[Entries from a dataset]
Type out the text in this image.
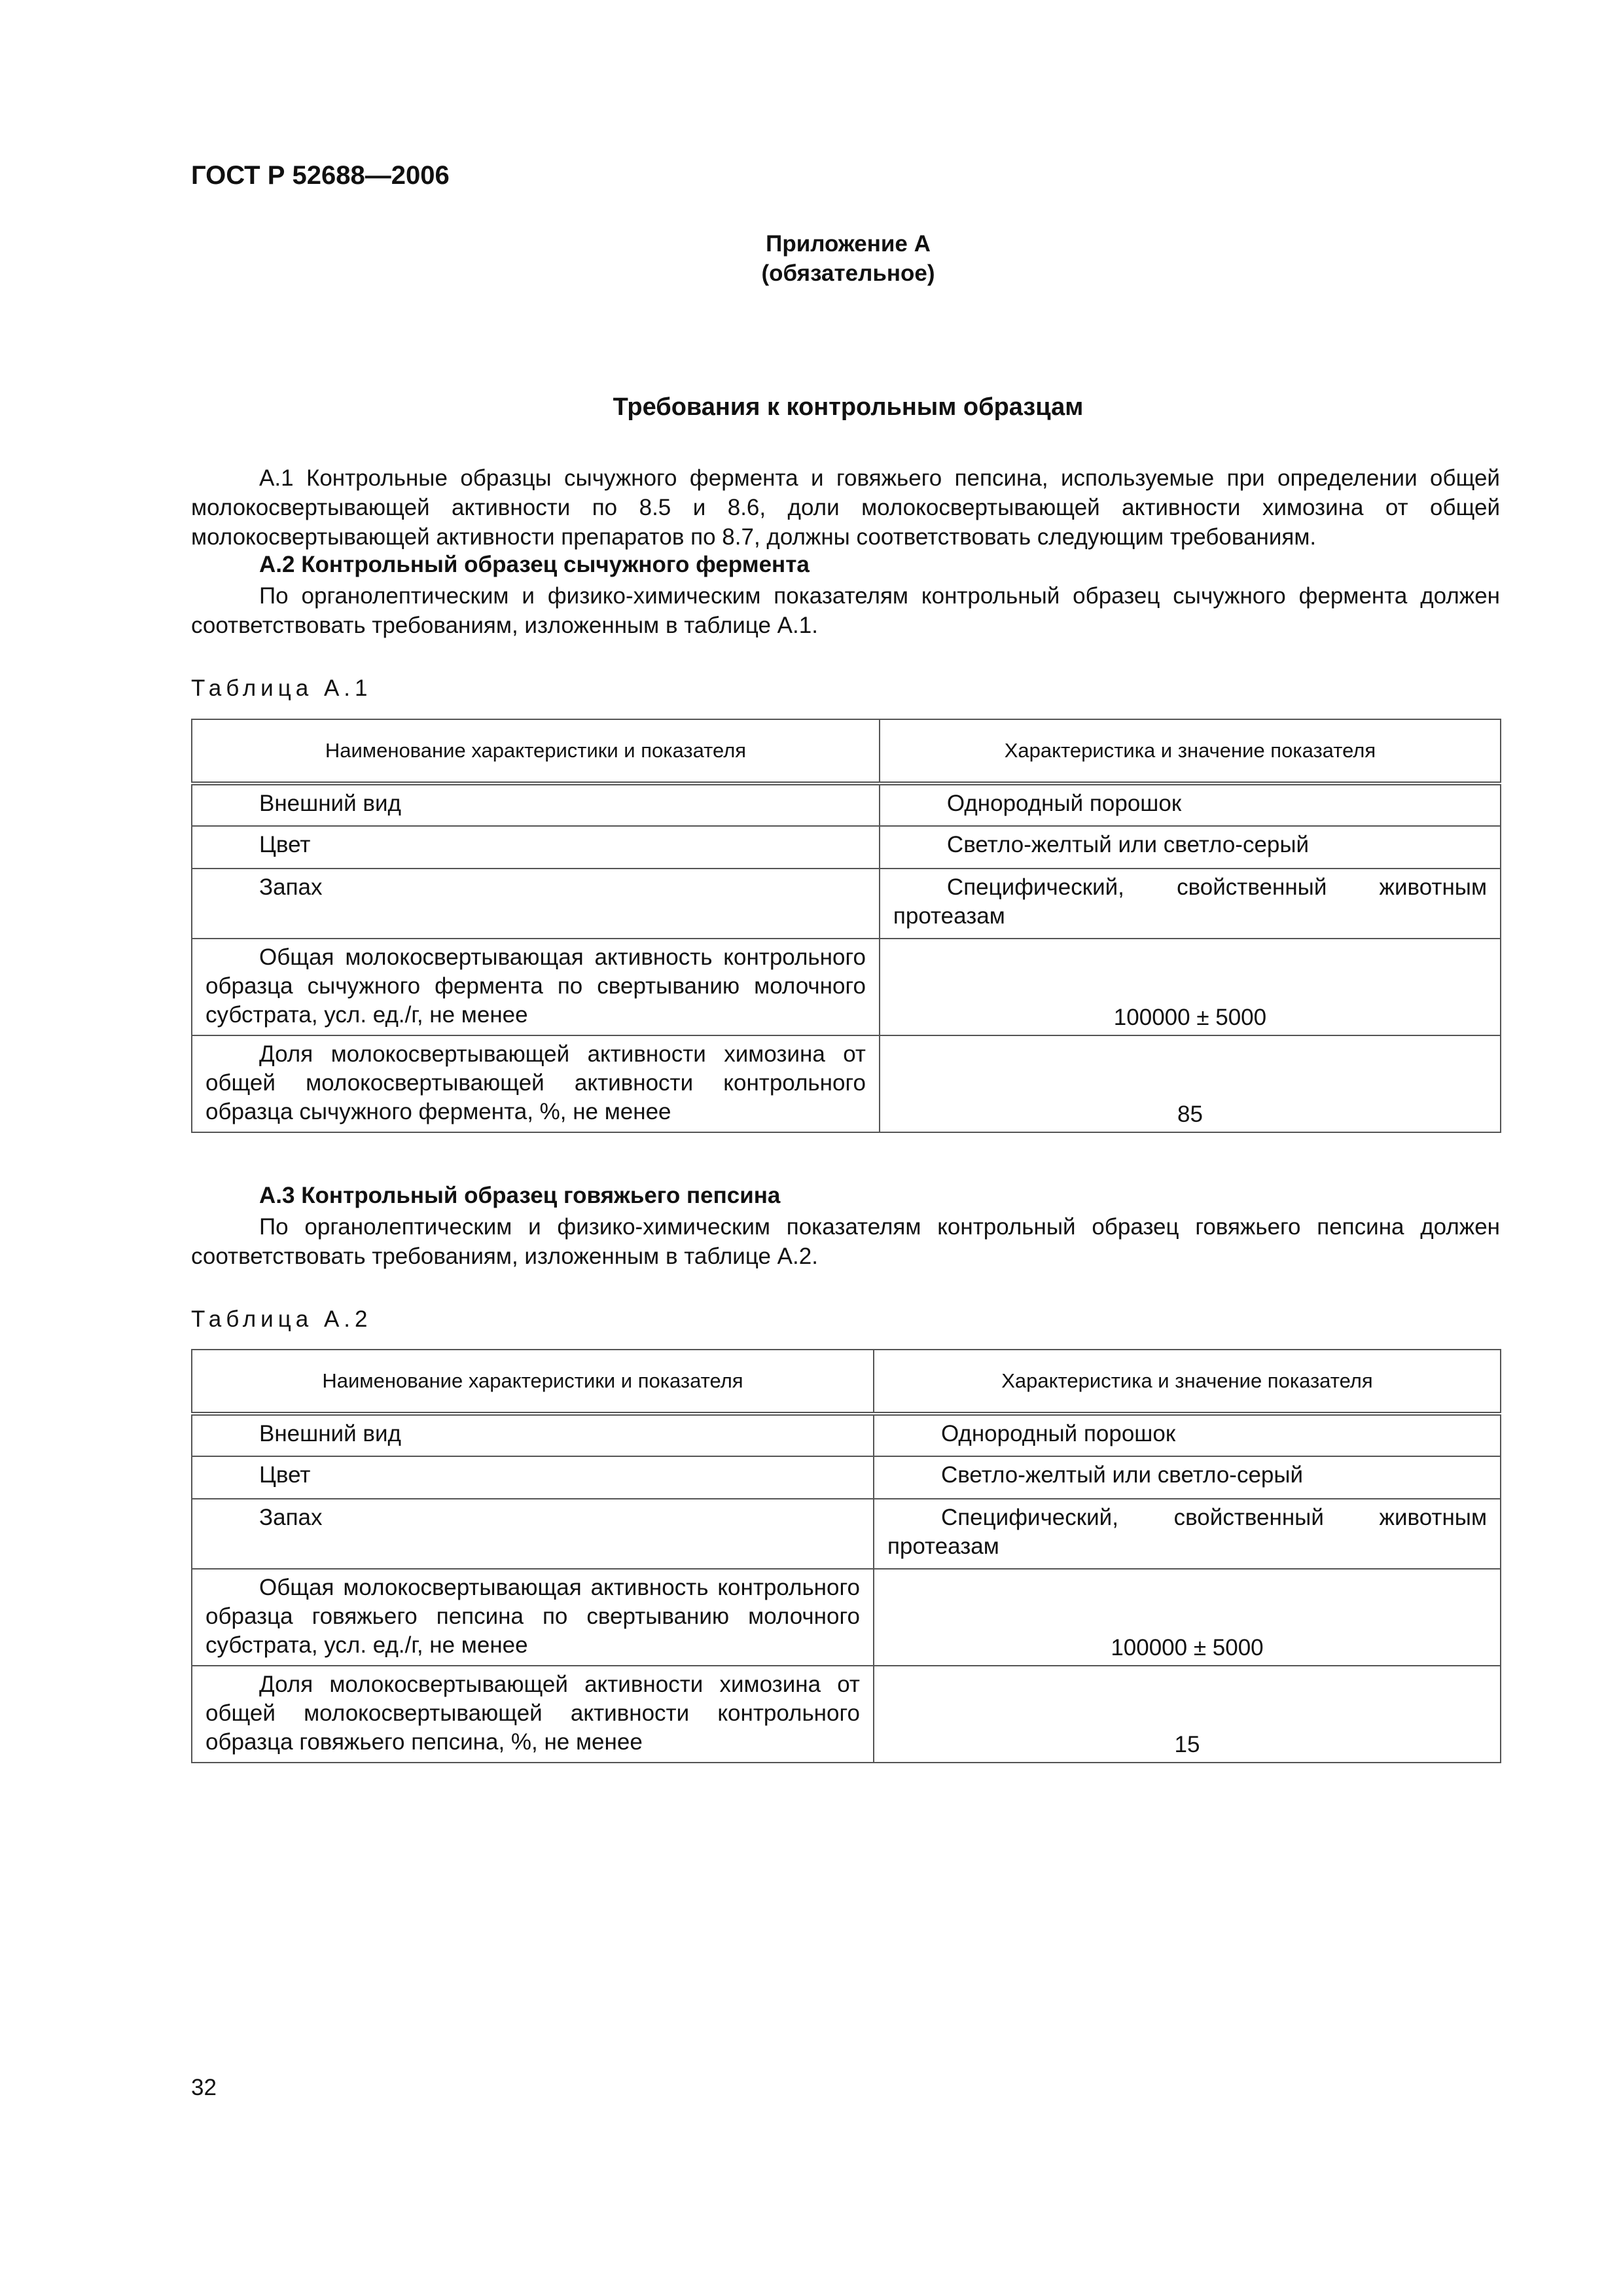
ГОСТ Р 52688—2006
Приложение А
(обязательное)
Требования к контрольным образцам

А.1 Контрольные образцы сычужного фермента и говяжьего пепсина, используемые при определении общей молокосвертывающей активности по 8.5 и 8.6, доли молокосвертывающей активности химозина от общей молокосвертывающей активности препаратов по 8.7, должны соответствовать следующим требованиям.

А.2 Контрольный образец сычужного фермента

По органолептическим и физико-химическим показателям контрольный образец сычужного фермента должен соответствовать требованиям, изложенным в таблице А.1.

Таблица А.1
Наименование характеристики и показателя	Характеристика и значение показателя

Внешний вид	Однородный порошок

Цвет	Светло-желтый или светло-серый

Запах	Специфический, свойственный животным протеазам

Общая молокосвертывающая активность контрольного образца сычужного фермента по свертыванию молочного субстрата, усл. ед./г, не менее	100000 ± 5000

Доля молокосвертывающей активности химозина от общей молокосвертывающей активности контрольного образца сычужного фермента, %, не менее	85
А.3 Контрольный образец говяжьего пепсина

По органолептическим и физико-химическим показателям контрольный образец говяжьего пепсина должен соответствовать требованиям, изложенным в таблице А.2.

Таблица А.2
Наименование характеристики и показателя	Характеристика и значение показателя

Внешний вид	Однородный порошок

Цвет	Светло-желтый или светло-серый

Запах	Специфический, свойственный животным протеазам

Общая молокосвертывающая активность контрольного образца говяжьего пепсина по свертыванию молочного субстрата, усл. ед./г, не менее	100000 ± 5000

Доля молокосвертывающей активности химозина от общей молокосвертывающей активности контрольного образца говяжьего пепсина, %, не менее	15
32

**Prompt**
In your copy, repeat each record exactly and include no pictures.

**Output for this exercise**
Type out the text in this image.
ГОСТ Р 52688—2006
Приложение А
(обязательное)
Требования к контрольным образцам

А.1 Контрольные образцы сычужного фермента и говяжьего пепсина, используемые при определении общей молокосвертывающей активности по 8.5 и 8.6, доли молокосвертывающей активности химозина от общей молокосвертывающей активности препаратов по 8.7, должны соответствовать следующим требованиям.

А.2 Контрольный образец сычужного фермента

По органолептическим и физико-химическим показателям контрольный образец сычужного фермента должен соответствовать требованиям, изложенным в таблице А.1.

Таблица А.1
Наименование характеристики и показателя	Характеристика и значение показателя

Внешний вид	Однородный порошок

Цвет	Светло-желтый или светло-серый

Запах	Специфический, свойственный животным протеазам

Общая молокосвертывающая активность контрольного образца сычужного фермента по свертыванию молочного субстрата, усл. ед./г, не менее	100000 ± 5000

Доля молокосвертывающей активности химозина от общей молокосвертывающей активности контрольного образца сычужного фермента, %, не менее	85
А.3 Контрольный образец говяжьего пепсина

По органолептическим и физико-химическим показателям контрольный образец говяжьего пепсина должен соответствовать требованиям, изложенным в таблице А.2.

Таблица А.2
Наименование характеристики и показателя	Характеристика и значение показателя

Внешний вид	Однородный порошок

Цвет	Светло-желтый или светло-серый

Запах	Специфический, свойственный животным протеазам

Общая молокосвертывающая активность контрольного образца говяжьего пепсина по свертыванию молочного субстрата, усл. ед./г, не менее	100000 ± 5000

Доля молокосвертывающей активности химозина от общей молокосвертывающей активности контрольного образца говяжьего пепсина, %, не менее	15
32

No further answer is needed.